> **WHAT YOU SHOULD DO**
Gather every line that includes the word "left", please.
** BEGIN MATERIAL FOR THIS TASK **
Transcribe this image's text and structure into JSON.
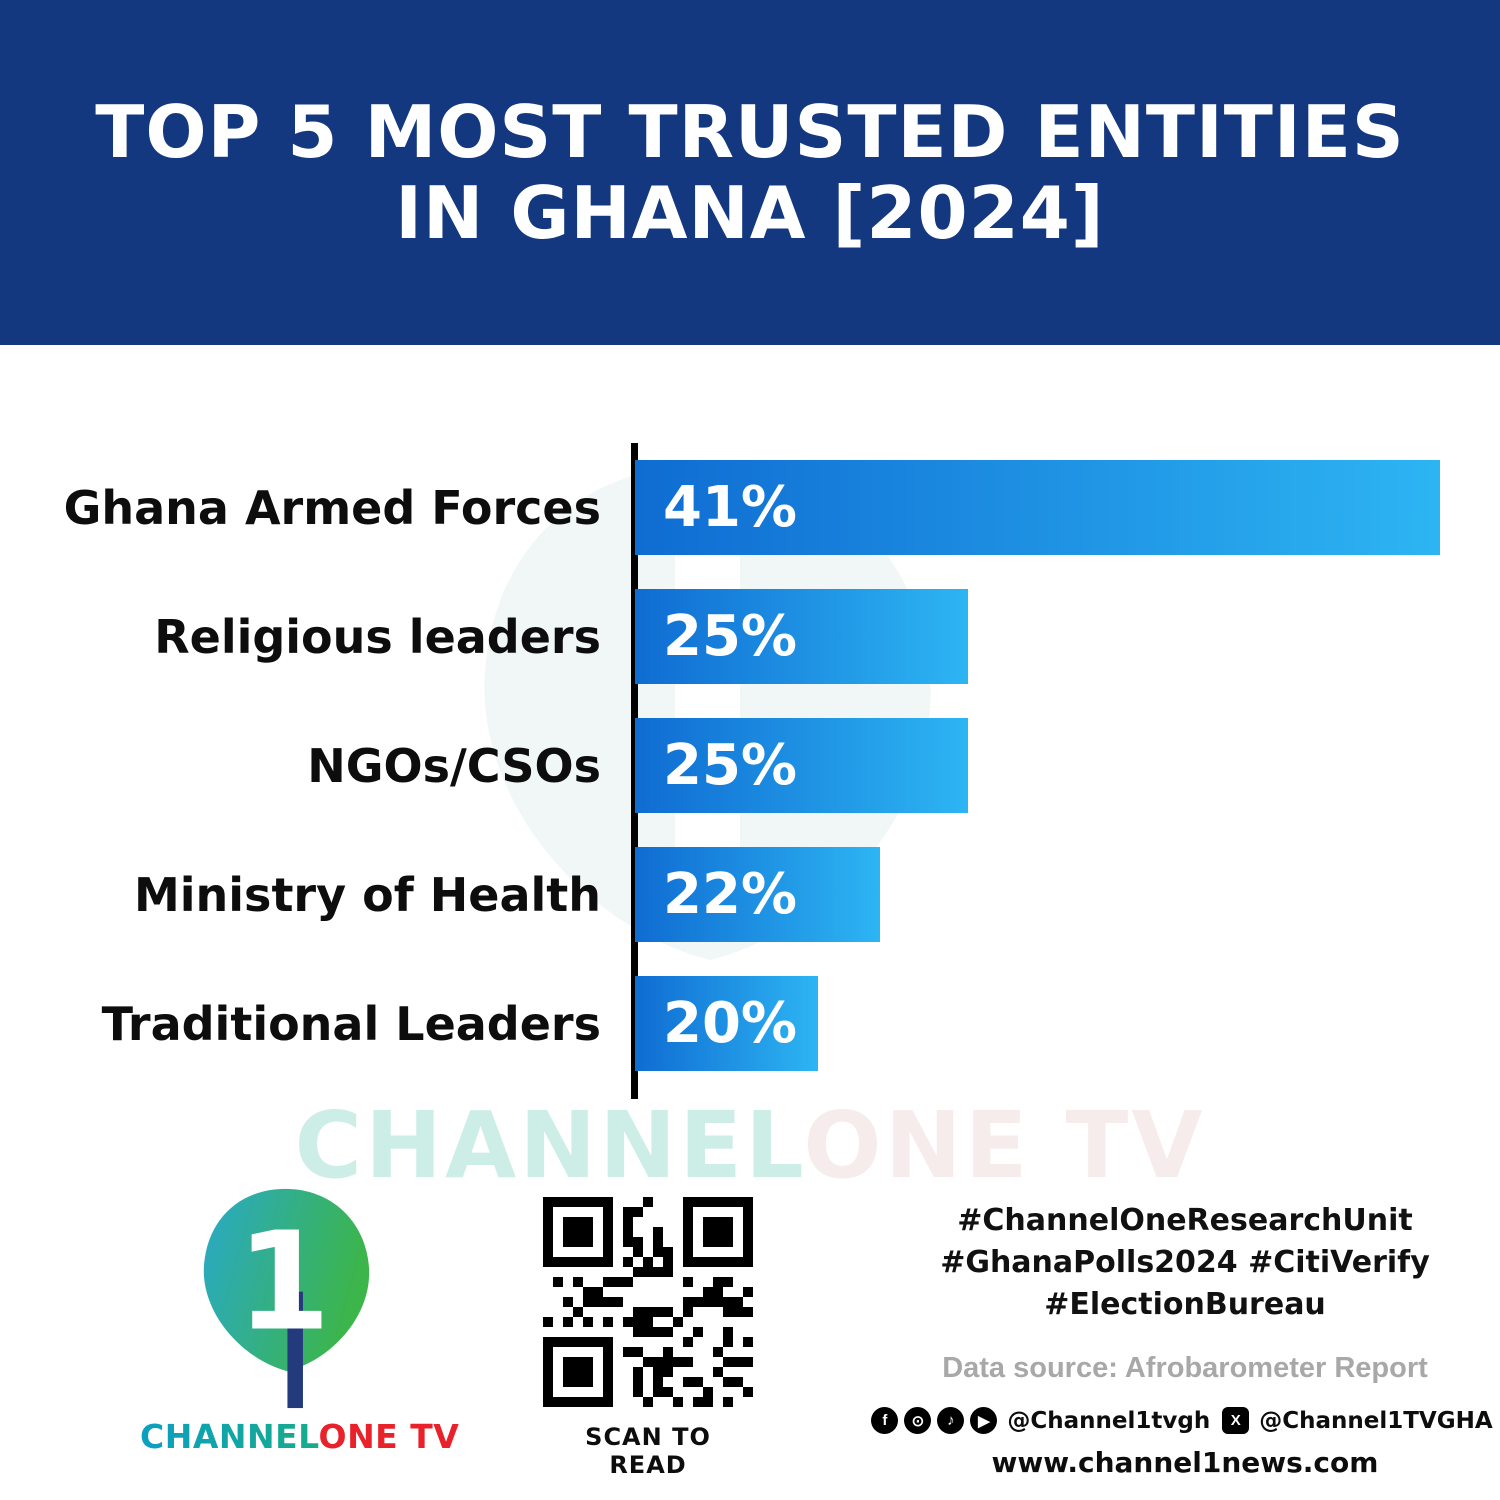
{
  "header": {
    "title_line1": "TOP 5 MOST TRUSTED ENTITIES",
    "title_line2": "IN GHANA [2024]"
  },
  "chart_data": {
    "type": "bar",
    "orientation": "horizontal",
    "title": "Top 5 Most Trusted Entities in Ghana [2024]",
    "categories": [
      "Ghana Armed Forces",
      "Religious leaders",
      "NGOs/CSOs",
      "Ministry of Health",
      "Traditional Leaders"
    ],
    "values": [
      41,
      25,
      25,
      22,
      20
    ],
    "value_labels": [
      "41%",
      "25%",
      "25%",
      "22%",
      "20%"
    ],
    "xlabel": "",
    "ylabel": "",
    "xlim": [
      0,
      45
    ],
    "grid": false,
    "legend": false,
    "layout": {
      "bar_width_pct": [
        100,
        41.4,
        41.4,
        30.4,
        22.7
      ],
      "value_label_position": "inside-left",
      "axis_line": "left-vertical-black"
    }
  },
  "watermark": {
    "part1": "CHANNEL",
    "part2": "ONE TV"
  },
  "footer": {
    "brand": {
      "channel": "CHANNEL",
      "rest": "ONE TV"
    },
    "qr_caption": "SCAN TO READ",
    "hashtags_line1": "#ChannelOneResearchUnit",
    "hashtags_line2": "#GhanaPolls2024 #CitiVerify",
    "hashtags_line3": "#ElectionBureau",
    "data_source": "Data source: Afrobarometer Report",
    "social": {
      "handle1": "@Channel1tvgh",
      "handle2": "@Channel1TVGHA",
      "icons": [
        "facebook-icon",
        "instagram-icon",
        "tiktok-icon",
        "youtube-icon",
        "x-icon"
      ]
    },
    "website": "www.channel1news.com"
  },
  "colors": {
    "header_bg": "#14387f",
    "bar_start": "#0f6cd2",
    "bar_end": "#2db5f3",
    "brand_red": "#e8212b",
    "watermark_green": "#cdeee7",
    "watermark_pink": "#f6ecec",
    "source_gray": "#a8a8a8"
  }
}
** END MATERIAL FOR THIS TASK **
> **IN RESPONSE**
      "value_label_position": "inside-left",
      "axis_line": "left-vertical-black"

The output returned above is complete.